* Written instruction
Copy out the records precisely, omitting pictures.

[Items from a data source]
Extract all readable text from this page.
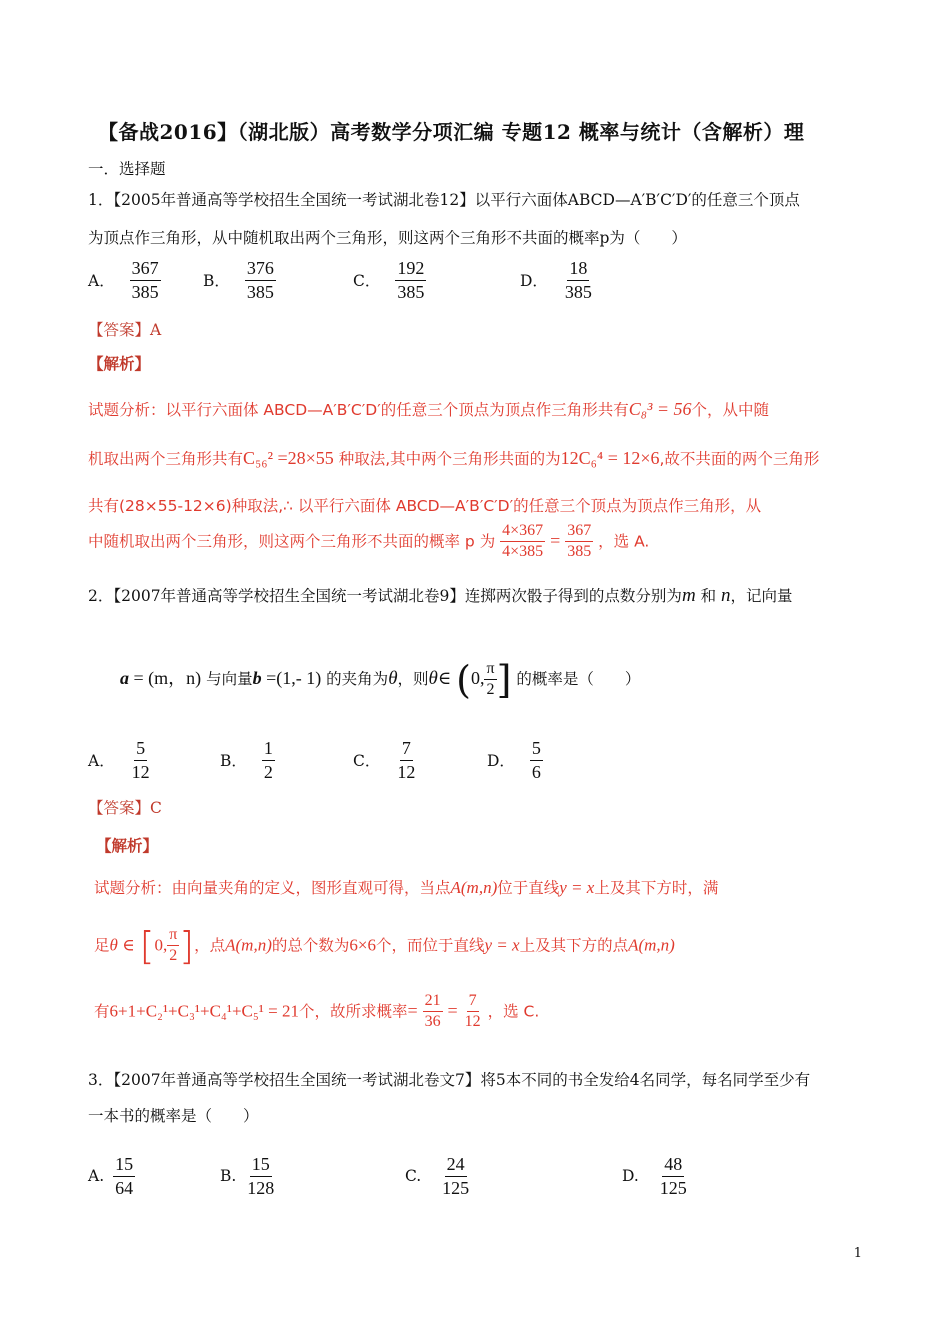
【备战2016】（湖北版）高考数学分项汇编 专题12 概率与统计（含解析）理
一．选择题
1．【2005年普通高等学校招生全国统一考试湖北卷12】以平行六面体ABCD—A′B′C′D′的任意三个顶点
为顶点作三角形，从中随机取出两个三角形，则这两个三角形不共面的概率p为（　　）
A． $\frac{367}{385}$	B． $\frac{376}{385}$	C． $\frac{192}{385}$	D． $\frac{18}{385}$
【答案】A
【解析】
试题分析：以平行六面体 ABCD—A′B′C′D′的任意三个顶点为顶点作三角形共有C₈³ = 56个，从中随
机取出两个三角形共有C₅₆² =28×55 种取法,其中两个三角形共面的为12C₆⁴ = 12×6,故不共面的两个三角形
共有(28×55-12×6)种取法,∴ 以平行六面体 ABCD—A′B′C′D′的任意三个顶点为顶点作三角形，从
中随机取出两个三角形，则这两个三角形不共面的概率 p 为 $\frac{4\times 367}{4\times 385} = \frac{367}{385}$ ，选 A.
2．【2007年普通高等学校招生全国统一考试湖北卷9】连掷两次骰子得到的点数分别为m 和 n，记向量
a = (m，n) 与向量b =(1,- 1) 的夹角为θ，则θ∈ (0, $\frac{\pi}{2}$ ] 的概率是（　　）
A． $\frac{5}{12}$	B． $\frac{1}{2}$	C． $\frac{7}{12}$	D． $\frac{5}{6}$
【答案】C
【解析】
试题分析：由向量夹角的定义，图形直观可得，当点A(m,n)位于直线y = x上及其下方时，满
足θ ∈ [0, $\frac{\pi}{2}$ ]，点A(m,n)的总个数为6×6个，而位于直线y = x上及其下方的点A(m,n)
有6+1+C₂¹+C₃¹+C₄¹+C₅¹ = 21个，故所求概率= $\frac{21}{36} = \frac{7}{12}$ ，选 C.
3．【2007年普通高等学校招生全国统一考试湖北卷文7】将5本不同的书全发给4名同学，每名同学至少有
一本书的概率是（　　）
A. $\frac{15}{64}$	B. $\frac{15}{128}$	C. $\frac{24}{125}$	D. $\frac{48}{125}$
1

* Task answer
Extract all readable text from this page.
【备战2016】（湖北版）高考数学分项汇编 专题12 概率与统计（含解析）理
一．选择题
1．【2005年普通高等学校招生全国统一考试湖北卷12】以平行六面体ABCD—A′B′C′D′的任意三个顶点
为顶点作三角形，从中随机取出两个三角形，则这两个三角形不共面的概率p为（　　）
A． $\frac{367}{385}$	B． $\frac{376}{385}$	C． $\frac{192}{385}$	D． $\frac{18}{385}$
【答案】A
【解析】
试题分析：以平行六面体 ABCD—A′B′C′D′的任意三个顶点为顶点作三角形共有C₈³ = 56个，从中随
机取出两个三角形共有C₅₆² =28×55 种取法,其中两个三角形共面的为12C₆⁴ = 12×6,故不共面的两个三角形
共有(28×55-12×6)种取法,∴ 以平行六面体 ABCD—A′B′C′D′的任意三个顶点为顶点作三角形，从
中随机取出两个三角形，则这两个三角形不共面的概率 p 为 $\frac{4\times 367}{4\times 385} = \frac{367}{385}$ ，选 A.
2．【2007年普通高等学校招生全国统一考试湖北卷9】连掷两次骰子得到的点数分别为m 和 n，记向量
a = (m，n) 与向量b =(1,- 1) 的夹角为θ，则θ∈ (0, $\frac{\pi}{2}$ ] 的概率是（　　）
A． $\frac{5}{12}$	B． $\frac{1}{2}$	C． $\frac{7}{12}$	D． $\frac{5}{6}$
【答案】C
【解析】
试题分析：由向量夹角的定义，图形直观可得，当点A(m,n)位于直线y = x上及其下方时，满
足θ ∈ [0, $\frac{\pi}{2}$ ]，点A(m,n)的总个数为6×6个，而位于直线y = x上及其下方的点A(m,n)
有6+1+C₂¹+C₃¹+C₄¹+C₅¹ = 21个，故所求概率= $\frac{21}{36} = \frac{7}{12}$ ，选 C.
3．【2007年普通高等学校招生全国统一考试湖北卷文7】将5本不同的书全发给4名同学，每名同学至少有
一本书的概率是（　　）
A. $\frac{15}{64}$	B. $\frac{15}{128}$	C. $\frac{24}{125}$	D. $\frac{48}{125}$
1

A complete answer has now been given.